# Start of TEXT BLOCK

An ESOP is an interesting cultural solution from an ownership standpoint as it allows a selling shareholder to transition the business to a broad base of employees.
In the following podcast, Lindsay Baublitz of SC&H Capital discusses the benefits of evaluating ESOPs as you consider options that are a good fit to fulfill both company and ownership goals.
Q: Can you tell us about ESOPs as a liquidity option and the benefits?
ESOPs are an alternative option for selling a company. Rather than a business owner selling his company to a third party, a competitor, or even the existing management team, an ESOP allows the business owner to sell it to his employees and that’s done through a newly created trust.
Most employees don’t have the cash to actually buy the share, so in this case they receive the shares over time as a retirement benefit through the ESOP.
There’s three major benefits that I see to an ESOP. The first is there are substantial tax advantages and the tax advantages are for the selling shareholders as well as the actual companies that sponsor the plans.
The second is the culture. ESOPs provide the business owners who feel strongly about their existing corporate culture the ability to keep that culture in place. The ESOP transactions allow the shareholders to share the stock and transfer the control of their firms gradually, so it’s not done all at once as it would be if it was in a third party transaction.

# End of TEXT BLOCK
# Start of SUPPLIED MATERIAL

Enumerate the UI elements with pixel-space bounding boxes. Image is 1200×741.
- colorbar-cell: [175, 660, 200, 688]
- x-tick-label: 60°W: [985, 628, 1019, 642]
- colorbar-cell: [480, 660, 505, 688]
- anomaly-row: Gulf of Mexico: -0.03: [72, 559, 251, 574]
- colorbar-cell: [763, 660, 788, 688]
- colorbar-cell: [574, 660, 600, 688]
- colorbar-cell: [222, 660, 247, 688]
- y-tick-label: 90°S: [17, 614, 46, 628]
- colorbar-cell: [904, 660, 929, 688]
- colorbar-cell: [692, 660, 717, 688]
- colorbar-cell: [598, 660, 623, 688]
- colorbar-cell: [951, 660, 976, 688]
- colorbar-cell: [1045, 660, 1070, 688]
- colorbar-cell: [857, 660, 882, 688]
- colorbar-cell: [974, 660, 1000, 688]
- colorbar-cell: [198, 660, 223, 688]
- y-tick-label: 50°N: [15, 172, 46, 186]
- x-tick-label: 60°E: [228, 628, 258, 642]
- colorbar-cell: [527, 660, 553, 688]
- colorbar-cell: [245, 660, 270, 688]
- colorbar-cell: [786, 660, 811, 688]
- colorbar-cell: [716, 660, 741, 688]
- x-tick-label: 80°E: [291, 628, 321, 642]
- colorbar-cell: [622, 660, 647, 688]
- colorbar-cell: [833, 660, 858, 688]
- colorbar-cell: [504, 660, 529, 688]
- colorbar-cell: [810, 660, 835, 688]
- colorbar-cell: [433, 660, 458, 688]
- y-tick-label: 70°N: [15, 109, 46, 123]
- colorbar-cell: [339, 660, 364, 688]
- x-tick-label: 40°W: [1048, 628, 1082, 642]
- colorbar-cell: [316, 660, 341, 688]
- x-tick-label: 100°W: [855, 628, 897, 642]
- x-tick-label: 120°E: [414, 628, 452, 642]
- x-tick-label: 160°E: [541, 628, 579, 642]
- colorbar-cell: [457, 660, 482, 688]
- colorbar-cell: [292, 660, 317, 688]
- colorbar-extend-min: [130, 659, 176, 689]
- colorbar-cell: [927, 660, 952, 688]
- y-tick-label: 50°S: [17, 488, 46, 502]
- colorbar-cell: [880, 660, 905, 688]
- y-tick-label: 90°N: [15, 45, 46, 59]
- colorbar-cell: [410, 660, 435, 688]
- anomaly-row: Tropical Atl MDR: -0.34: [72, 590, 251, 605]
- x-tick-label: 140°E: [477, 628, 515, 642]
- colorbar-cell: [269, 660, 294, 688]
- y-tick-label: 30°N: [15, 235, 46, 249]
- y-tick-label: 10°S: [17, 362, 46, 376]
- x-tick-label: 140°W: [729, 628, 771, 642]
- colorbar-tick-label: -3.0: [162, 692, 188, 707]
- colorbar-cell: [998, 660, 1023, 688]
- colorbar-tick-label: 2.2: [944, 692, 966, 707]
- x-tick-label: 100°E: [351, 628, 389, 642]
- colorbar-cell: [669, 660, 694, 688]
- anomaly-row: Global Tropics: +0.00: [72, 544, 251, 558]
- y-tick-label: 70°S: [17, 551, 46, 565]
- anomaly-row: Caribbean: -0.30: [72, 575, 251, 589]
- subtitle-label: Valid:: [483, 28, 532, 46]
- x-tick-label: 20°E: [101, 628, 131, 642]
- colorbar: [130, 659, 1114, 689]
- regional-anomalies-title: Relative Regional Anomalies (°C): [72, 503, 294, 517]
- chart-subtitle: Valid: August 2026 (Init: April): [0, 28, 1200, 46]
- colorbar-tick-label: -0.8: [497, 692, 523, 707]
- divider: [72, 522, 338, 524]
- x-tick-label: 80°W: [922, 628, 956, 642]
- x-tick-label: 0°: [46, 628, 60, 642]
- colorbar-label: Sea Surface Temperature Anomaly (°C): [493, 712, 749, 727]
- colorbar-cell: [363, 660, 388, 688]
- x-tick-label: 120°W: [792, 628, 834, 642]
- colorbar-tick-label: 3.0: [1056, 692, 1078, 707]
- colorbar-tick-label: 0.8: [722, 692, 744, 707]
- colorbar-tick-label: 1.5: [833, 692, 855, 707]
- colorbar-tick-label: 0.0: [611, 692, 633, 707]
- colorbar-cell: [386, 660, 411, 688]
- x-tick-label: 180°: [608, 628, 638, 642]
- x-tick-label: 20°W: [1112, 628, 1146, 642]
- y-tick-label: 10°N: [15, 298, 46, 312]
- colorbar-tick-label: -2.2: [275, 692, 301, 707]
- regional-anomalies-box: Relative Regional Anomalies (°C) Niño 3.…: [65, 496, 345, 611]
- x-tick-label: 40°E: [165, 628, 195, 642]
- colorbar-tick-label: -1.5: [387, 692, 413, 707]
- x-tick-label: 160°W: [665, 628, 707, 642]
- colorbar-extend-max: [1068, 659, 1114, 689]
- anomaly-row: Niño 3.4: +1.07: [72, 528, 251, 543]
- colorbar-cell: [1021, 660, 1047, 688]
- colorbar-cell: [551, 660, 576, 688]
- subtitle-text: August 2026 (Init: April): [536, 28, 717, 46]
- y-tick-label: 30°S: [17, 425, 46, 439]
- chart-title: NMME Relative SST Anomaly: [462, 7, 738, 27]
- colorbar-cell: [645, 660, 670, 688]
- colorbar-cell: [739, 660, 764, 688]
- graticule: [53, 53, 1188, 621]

# End of SUPPLIED MATERIAL

[TASK LIST]
a – In the ESOP text, which buyers does the speaker name as ones a business owner might sell to instead of the employees?
b – Could you transcribe the part of the ESOP text that opens with the words containing "ESOPs are an" and closes with "newly created trust."?

[SOLUTION LIST]
a –
- A third party
- A competitor
- The existing management team

b –
ESOPs are an alternative option for selling a company. Rather than a business owner selling his company to a third party, a competitor, or even the existing management team, an ESOP allows the business owner to sell it to his employees and that’s done through a newly created trust.